Convert these records into a numbered list with one line per item and no blank lines. Leave the pictures out of your answer.

(Records from a dataset)
+++++

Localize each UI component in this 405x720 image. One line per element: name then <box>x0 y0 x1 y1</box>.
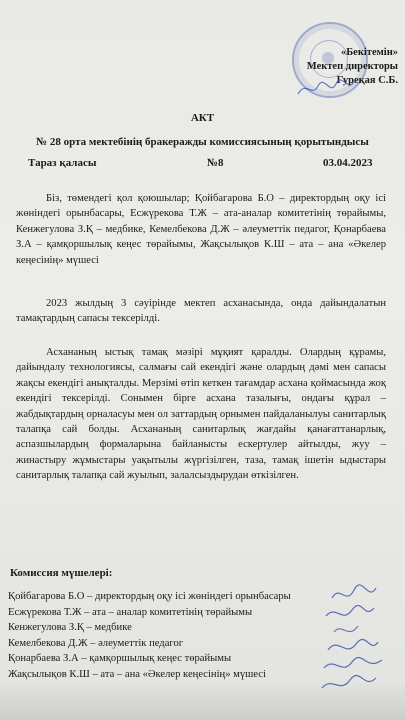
paragraph-inspection-date: 2023 жылдың 3 сәуірінде мектеп асханасында, онда дайындалатын тамақтардың сапасы тексерілді. <box>16 298 386 325</box>
document-title: АКТ <box>190 112 215 124</box>
act-date: 03.04.2023 <box>323 157 373 169</box>
city-label: Тараз қаласы <box>28 157 97 169</box>
approval-role: Мектеп директоры <box>306 61 398 72</box>
director-signature <box>296 78 356 100</box>
member-item: Қонарбаева З.А – қамқоршылық кеңес төрайымы <box>8 653 232 664</box>
document-subtitle: № 28 орта мектебінің бракеражды комиссиясының қорытындысы <box>36 136 369 148</box>
commission-title: Комиссия мүшелері: <box>10 567 113 579</box>
approval-label: «Бекітемін» <box>340 47 398 58</box>
commission-members-list <box>8 589 328 682</box>
paragraph-inspection-findings: Асхананың ыстық тамақ мәзірі мұқият қаралды. Олардың құрамы, дайындалу технологиясы, салмағы сай екендігі және олардың дәмі мен сапасы жақсы екендігі анықталды. Мерзімі өтіп кеткен тағамдар асхана қоймасында жоқ екендігі тексерілді. Сонымен бірге асхана тазалығы, ондағы құрал – жабдықтардың орналасуы мен ол заттардың орнымен пайдаланылуы санитарлық талапқа сай болды. Асхананың санитарлық жағдайы қанағаттанарлық, аспазшылардың формаларына байланысты ескертулер айтылды, жуу – жинастыру жұмыстары уақытылы жүргізілген, таза, тамақ ішетін ыдыстары санитарлық талапқа сай жуылып, залалсыздырудан өткізілген. <box>16 347 386 482</box>
paragraph-signatories: Біз, төмендегі қол қоюшылар; Қойбагарова Б.О – директордың оқу ісі жөніндегі орынбасары, Есжүрекова Т.Ж – ата-аналар комитетінің төрайымы, Кенжегулова З.Қ – медбике, Кемелбекова Д.Ж – әлеуметтік педагог, Қонарбаева З.А – қамқоршылық кеңес төрайымы, Жақсылықов К.Ш – ата – ана «Әкелер кеңесінің» мүшесі <box>16 193 386 266</box>
member-signatures <box>312 584 392 696</box>
member-item: Жақсылықов К.Ш – ата – ана «Әкелер кеңесінің» мүшесі <box>8 668 266 680</box>
approval-name: Гуреқая С.Б. <box>336 75 398 86</box>
member-item: Қойбагарова Б.О – директордың оқу ісі жөніндегі орынбасары <box>8 591 291 602</box>
member-item: Кенжегулова З.Қ – медбике <box>8 622 132 633</box>
member-item: Есжүрекова Т.Ж – ата – аналар комитетінің төрайымы <box>8 606 253 618</box>
member-item: Кемелбекова Д.Ж – әлеуметтік педагог <box>8 637 184 649</box>
act-number: №8 <box>207 157 224 169</box>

+++++

=== Written response ===
1. Localize each UI component in this 405x720 image. One line per element: name then <box>x0 y0 x1 y1</box>.
2. paragraph-inspection-date: 2023 жылдың 3 сәуірінде мектеп асханасында, онда дайындалатын тамақтардың сапасы тексерілді. <box>16 298 386 325</box>
3. document-title: АКТ <box>190 112 215 124</box>
4. act-date: 03.04.2023 <box>323 157 373 169</box>
5. city-label: Тараз қаласы <box>28 157 97 169</box>
6. approval-role: Мектеп директоры <box>306 61 398 72</box>
7. director-signature <box>296 78 356 100</box>
8. member-item: Қонарбаева З.А – қамқоршылық кеңес төрайымы <box>8 653 232 664</box>
9. document-subtitle: № 28 орта мектебінің бракеражды комиссиясының қорытындысы <box>36 136 369 148</box>
10. commission-title: Комиссия мүшелері: <box>10 567 113 579</box>
11. approval-label: «Бекітемін» <box>340 47 398 58</box>
12. commission-members-list <box>8 589 328 682</box>
13. paragraph-inspection-findings: Асхананың ыстық тамақ мәзірі мұқият қаралды. Олардың құрамы, дайындалу технологиясы, салмағы сай екендігі және олардың дәмі мен сапасы жақсы екендігі анықталды. Мерзімі өтіп кеткен тағамдар асхана қоймасында жоқ екендігі тексерілді. Сонымен бірге асхана тазалығы, ондағы құрал – жабдықтардың орналасуы мен ол заттардың орнымен пайдаланылуы санитарлық талапқа сай болды. Асхананың санитарлық жағдайы қанағаттанарлық, аспазшылардың формаларына байланысты ескертулер айтылды, жуу – жинастыру жұмыстары уақытылы жүргізілген, таза, тамақ ішетін ыдыстары санитарлық талапқа сай жуылып, залалсыздырудан өткізілген. <box>16 347 386 482</box>
14. paragraph-signatories: Біз, төмендегі қол қоюшылар; Қойбагарова Б.О – директордың оқу ісі жөніндегі орынбасары, Есжүрекова Т.Ж – ата-аналар комитетінің төрайымы, Кенжегулова З.Қ – медбике, Кемелбекова Д.Ж – әлеуметтік педагог, Қонарбаева З.А – қамқоршылық кеңес төрайымы, Жақсылықов К.Ш – ата – ана «Әкелер кеңесінің» мүшесі <box>16 193 386 266</box>
15. member-signatures <box>312 584 392 696</box>
16. member-item: Жақсылықов К.Ш – ата – ана «Әкелер кеңесінің» мүшесі <box>8 668 266 680</box>
17. approval-name: Гуреқая С.Б. <box>336 75 398 86</box>
18. member-item: Қойбагарова Б.О – директордың оқу ісі жөніндегі орынбасары <box>8 591 291 602</box>
19. member-item: Кенжегулова З.Қ – медбике <box>8 622 132 633</box>
20. member-item: Есжүрекова Т.Ж – ата – аналар комитетінің төрайымы <box>8 606 253 618</box>
21. member-item: Кемелбекова Д.Ж – әлеуметтік педагог <box>8 637 184 649</box>
22. act-number: №8 <box>207 157 224 169</box>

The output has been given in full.